### Problem details
Output all of the entries below precisely as written.

### Records for processing

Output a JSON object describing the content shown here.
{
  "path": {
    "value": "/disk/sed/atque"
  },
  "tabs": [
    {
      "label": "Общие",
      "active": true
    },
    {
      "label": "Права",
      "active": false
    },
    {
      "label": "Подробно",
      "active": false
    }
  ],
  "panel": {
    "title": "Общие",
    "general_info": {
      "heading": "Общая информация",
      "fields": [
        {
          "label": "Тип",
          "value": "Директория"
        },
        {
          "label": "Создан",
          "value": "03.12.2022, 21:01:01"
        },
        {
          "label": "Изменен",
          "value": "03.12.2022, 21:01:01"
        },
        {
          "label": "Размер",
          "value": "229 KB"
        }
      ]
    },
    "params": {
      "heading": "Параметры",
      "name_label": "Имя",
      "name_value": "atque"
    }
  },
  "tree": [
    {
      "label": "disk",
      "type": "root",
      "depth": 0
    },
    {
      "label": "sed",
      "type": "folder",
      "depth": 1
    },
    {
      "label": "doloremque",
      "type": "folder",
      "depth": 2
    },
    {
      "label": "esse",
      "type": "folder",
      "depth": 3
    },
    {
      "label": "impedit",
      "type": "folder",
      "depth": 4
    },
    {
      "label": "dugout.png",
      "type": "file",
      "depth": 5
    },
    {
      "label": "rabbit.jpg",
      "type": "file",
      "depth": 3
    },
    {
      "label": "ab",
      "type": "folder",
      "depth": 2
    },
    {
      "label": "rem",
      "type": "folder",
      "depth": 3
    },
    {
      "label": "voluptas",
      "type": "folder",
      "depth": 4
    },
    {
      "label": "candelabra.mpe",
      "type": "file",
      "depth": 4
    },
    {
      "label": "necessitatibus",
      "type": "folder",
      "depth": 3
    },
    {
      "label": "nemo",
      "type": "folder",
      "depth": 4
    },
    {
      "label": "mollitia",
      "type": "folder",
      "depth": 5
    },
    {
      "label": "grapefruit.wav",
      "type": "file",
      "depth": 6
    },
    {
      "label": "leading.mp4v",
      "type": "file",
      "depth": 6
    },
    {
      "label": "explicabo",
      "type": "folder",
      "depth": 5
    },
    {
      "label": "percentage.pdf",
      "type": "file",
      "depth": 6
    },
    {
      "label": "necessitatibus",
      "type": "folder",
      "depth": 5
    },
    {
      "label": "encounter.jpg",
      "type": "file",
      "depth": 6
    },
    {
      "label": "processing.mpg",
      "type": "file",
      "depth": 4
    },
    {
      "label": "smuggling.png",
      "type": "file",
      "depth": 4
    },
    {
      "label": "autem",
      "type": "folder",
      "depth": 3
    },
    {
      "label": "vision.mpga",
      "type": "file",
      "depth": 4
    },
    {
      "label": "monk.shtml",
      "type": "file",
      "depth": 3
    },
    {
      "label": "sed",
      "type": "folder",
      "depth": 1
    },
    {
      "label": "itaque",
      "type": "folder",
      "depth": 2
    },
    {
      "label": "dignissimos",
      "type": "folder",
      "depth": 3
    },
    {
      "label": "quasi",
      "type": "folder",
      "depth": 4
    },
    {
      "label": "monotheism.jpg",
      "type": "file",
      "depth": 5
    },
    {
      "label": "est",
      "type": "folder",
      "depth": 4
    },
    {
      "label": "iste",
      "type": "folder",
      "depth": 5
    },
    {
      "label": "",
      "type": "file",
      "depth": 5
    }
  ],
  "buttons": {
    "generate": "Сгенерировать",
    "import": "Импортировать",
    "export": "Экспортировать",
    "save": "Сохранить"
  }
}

### Right answer
Output a JSON object describing the content shown here.
{
  "path": {
    "value": "/disk/sed/atque"
  },
  "tabs": [
    {
      "label": "Общие",
      "active": true
    },
    {
      "label": "Права",
      "active": false
    },
    {
      "label": "Подробно",
      "active": false
    }
  ],
  "panel": {
    "title": "Общие",
    "general_info": {
      "heading": "Общая информация",
      "fields": [
        {
          "label": "Тип",
          "value": "Директория"
        },
        {
          "label": "Создан",
          "value": "03.12.2022, 21:01:01"
        },
        {
          "label": "Изменен",
          "value": "03.12.2022, 21:01:01"
        },
        {
          "label": "Размер",
          "value": "229 KB"
        }
      ]
    },
    "params": {
      "heading": "Параметры",
      "name_label": "Имя",
      "name_value": "atque"
    }
  },
  "tree": [
    {
      "label": "disk",
      "type": "root",
      "depth": 0
    },
    {
      "label": "sed",
      "type": "folder",
      "depth": 1
    },
    {
      "label": "doloremque",
      "type": "folder",
      "depth": 2
    },
    {
      "label": "esse",
      "type": "folder",
      "depth": 3
    },
    {
      "label": "impedit",
      "type": "folder",
      "depth": 4
    },
    {
      "label": "dugout.png",
      "type": "file",
      "depth": 5
    },
    {
      "label": "rabbit.jpg",
      "type": "file",
      "depth": 3
    },
    {
      "label": "ab",
      "type": "folder",
      "depth": 2
    },
    {
      "label": "rem",
      "type": "folder",
      "depth": 3
    },
    {
      "label": "voluptas",
      "type": "folder",
      "depth": 4
    },
    {
      "label": "candelabra.mpe",
      "type": "file",
      "depth": 4
    },
    {
      "label": "necessitatibus",
      "type": "folder",
      "depth": 3
    },
    {
      "label": "nemo",
      "type": "folder",
      "depth": 4
    },
    {
      "label": "mollitia",
      "type": "folder",
      "depth": 5
    },
    {
      "label": "grapefruit.wav",
      "type": "file",
      "depth": 6
    },
    {
      "label": "leading.mp4v",
      "type": "file",
      "depth": 6
    },
    {
      "label": "explicabo",
      "type": "folder",
      "depth": 5
    },
    {
      "label": "percentage.pdf",
      "type": "file",
      "depth": 6
    },
    {
      "label": "necessitatibus",
      "type": "folder",
      "depth": 5
    },
    {
      "label": "encounter.jpg",
      "type": "file",
      "depth": 6
    },
    {
      "label": "processing.mpg",
      "type": "file",
      "depth": 4
    },
    {
      "label": "smuggling.png",
      "type": "file",
      "depth": 4
    },
    {
      "label": "autem",
      "type": "folder",
      "depth": 3
    },
    {
      "label": "vision.mpga",
      "type": "file",
      "depth": 4
    },
    {
      "label": "monk.shtml",
      "type": "file",
      "depth": 3
    },
    {
      "label": "sed",
      "type": "folder",
      "depth": 1
    },
    {
      "label": "itaque",
      "type": "folder",
      "depth": 2
    },
    {
      "label": "dignissimos",
      "type": "folder",
      "depth": 3
    },
    {
      "label": "quasi",
      "type": "folder",
      "depth": 4
    },
    {
      "label": "monotheism.jpg",
      "type": "file",
      "depth": 5
    },
    {
      "label": "est",
      "type": "folder",
      "depth": 4
    },
    {
      "label": "iste",
      "type": "folder",
      "depth": 5
    },
    {
      "label": "",
      "type": "file",
      "depth": 5
    }
  ],
  "buttons": {
    "generate": "Сгенерировать",
    "import": "Импортировать",
    "export": "Экспортировать",
    "save": "Сохранить"
  }
}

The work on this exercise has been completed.